Locate the lines that hold the string "Bildungswerk". Copy every such line.

== == ==

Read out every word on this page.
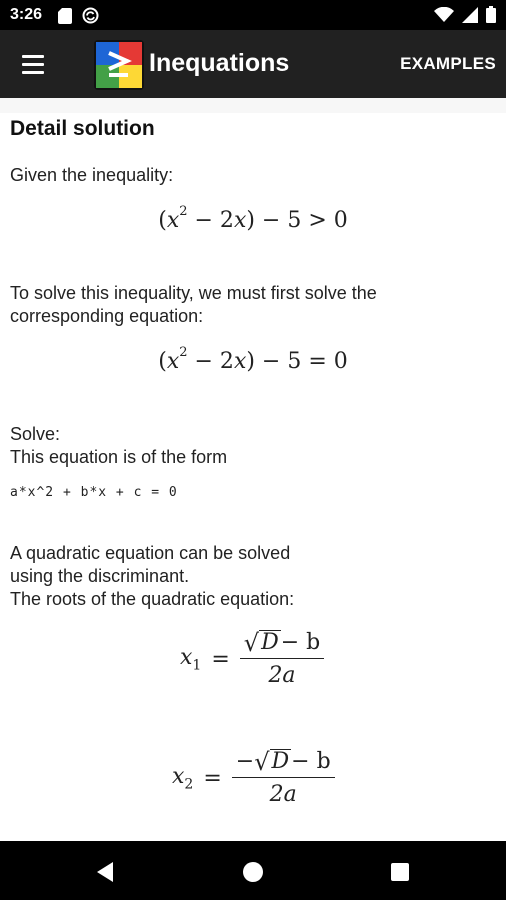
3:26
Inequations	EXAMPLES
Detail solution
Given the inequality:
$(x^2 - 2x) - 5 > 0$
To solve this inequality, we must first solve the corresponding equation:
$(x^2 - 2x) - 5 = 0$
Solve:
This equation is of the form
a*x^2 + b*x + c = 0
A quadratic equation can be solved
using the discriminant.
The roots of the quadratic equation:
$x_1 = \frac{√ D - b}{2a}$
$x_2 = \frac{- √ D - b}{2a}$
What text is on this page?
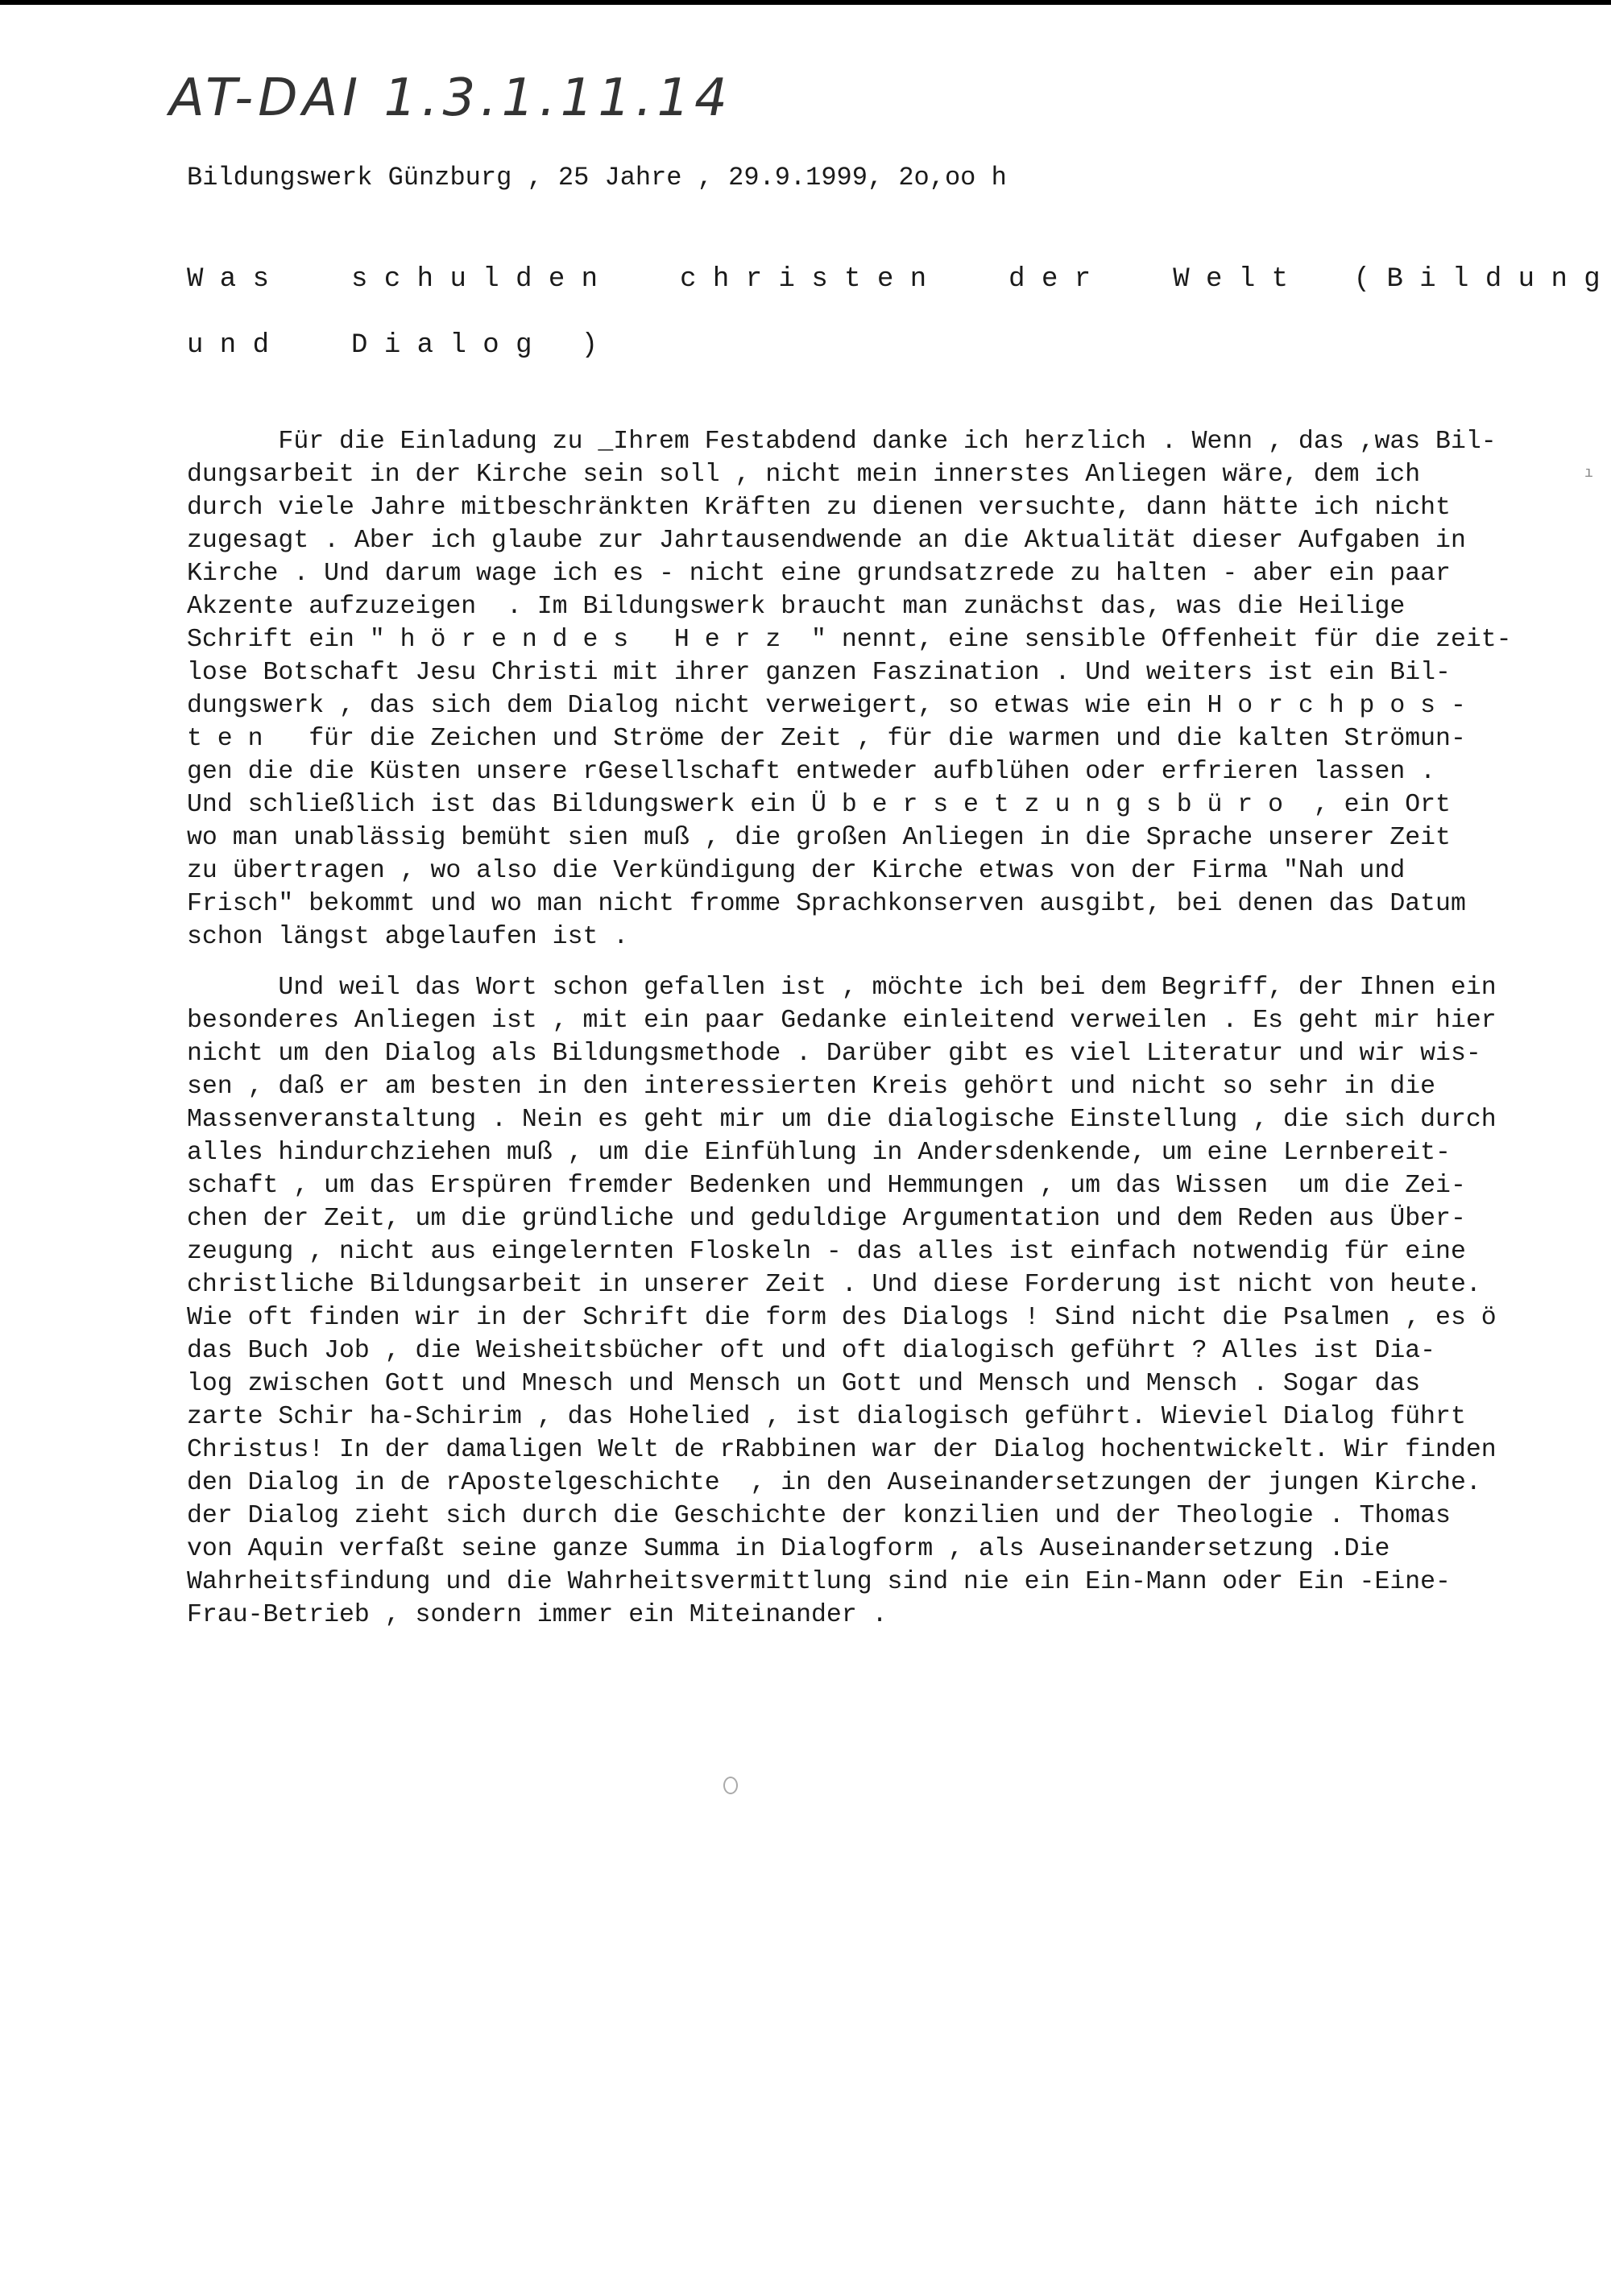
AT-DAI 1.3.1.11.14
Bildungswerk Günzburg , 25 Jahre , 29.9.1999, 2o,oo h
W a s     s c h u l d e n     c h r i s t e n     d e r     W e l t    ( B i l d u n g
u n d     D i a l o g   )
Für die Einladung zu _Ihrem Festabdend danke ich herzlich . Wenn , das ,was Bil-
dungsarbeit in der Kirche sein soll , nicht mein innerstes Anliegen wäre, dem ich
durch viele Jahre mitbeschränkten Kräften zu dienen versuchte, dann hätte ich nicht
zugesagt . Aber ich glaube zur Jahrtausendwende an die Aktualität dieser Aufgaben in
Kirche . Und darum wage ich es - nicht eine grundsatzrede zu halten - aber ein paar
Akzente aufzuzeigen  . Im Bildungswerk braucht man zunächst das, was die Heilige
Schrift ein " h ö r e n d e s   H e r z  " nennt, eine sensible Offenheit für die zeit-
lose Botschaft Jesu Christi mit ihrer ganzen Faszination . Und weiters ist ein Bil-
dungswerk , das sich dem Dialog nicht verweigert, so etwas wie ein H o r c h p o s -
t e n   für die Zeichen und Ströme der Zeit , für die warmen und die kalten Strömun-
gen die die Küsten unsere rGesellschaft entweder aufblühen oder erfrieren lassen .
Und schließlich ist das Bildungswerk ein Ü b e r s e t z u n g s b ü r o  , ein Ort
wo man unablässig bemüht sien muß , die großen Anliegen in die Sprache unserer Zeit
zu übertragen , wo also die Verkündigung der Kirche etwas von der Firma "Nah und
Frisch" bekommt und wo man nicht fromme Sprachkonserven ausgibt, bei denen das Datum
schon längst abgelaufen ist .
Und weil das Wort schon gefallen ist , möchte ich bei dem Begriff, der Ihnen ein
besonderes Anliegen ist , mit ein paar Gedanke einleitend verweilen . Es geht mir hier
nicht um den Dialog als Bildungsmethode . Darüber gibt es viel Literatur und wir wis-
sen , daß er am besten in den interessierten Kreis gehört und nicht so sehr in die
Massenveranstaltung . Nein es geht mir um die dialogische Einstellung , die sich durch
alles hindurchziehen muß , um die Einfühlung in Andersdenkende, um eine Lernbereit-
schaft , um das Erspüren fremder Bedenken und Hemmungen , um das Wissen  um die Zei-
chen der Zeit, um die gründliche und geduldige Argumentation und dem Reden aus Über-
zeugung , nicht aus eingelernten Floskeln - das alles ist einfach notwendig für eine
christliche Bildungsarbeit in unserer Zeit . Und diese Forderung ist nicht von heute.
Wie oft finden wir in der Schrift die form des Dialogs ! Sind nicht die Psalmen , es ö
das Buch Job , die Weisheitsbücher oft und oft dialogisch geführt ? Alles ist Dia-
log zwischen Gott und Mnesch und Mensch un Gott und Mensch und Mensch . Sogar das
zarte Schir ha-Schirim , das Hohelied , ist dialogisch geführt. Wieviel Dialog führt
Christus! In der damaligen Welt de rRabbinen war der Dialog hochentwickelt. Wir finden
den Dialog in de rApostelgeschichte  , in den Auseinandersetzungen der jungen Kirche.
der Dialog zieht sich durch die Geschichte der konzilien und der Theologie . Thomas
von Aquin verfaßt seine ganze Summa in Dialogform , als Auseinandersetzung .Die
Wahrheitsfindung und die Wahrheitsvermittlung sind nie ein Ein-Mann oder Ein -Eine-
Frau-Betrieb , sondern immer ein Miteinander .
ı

== == ==

(RESULT OF THIS EXERCISE)
Bildungswerk Günzburg , 25 Jahre , 29.9.1999, 2o,oo h
Akzente aufzuzeigen  . Im Bildungswerk braucht man zunächst das, was die Heilige
Und schließlich ist das Bildungswerk ein Ü b e r s e t z u n g s b ü r o  , ein Ort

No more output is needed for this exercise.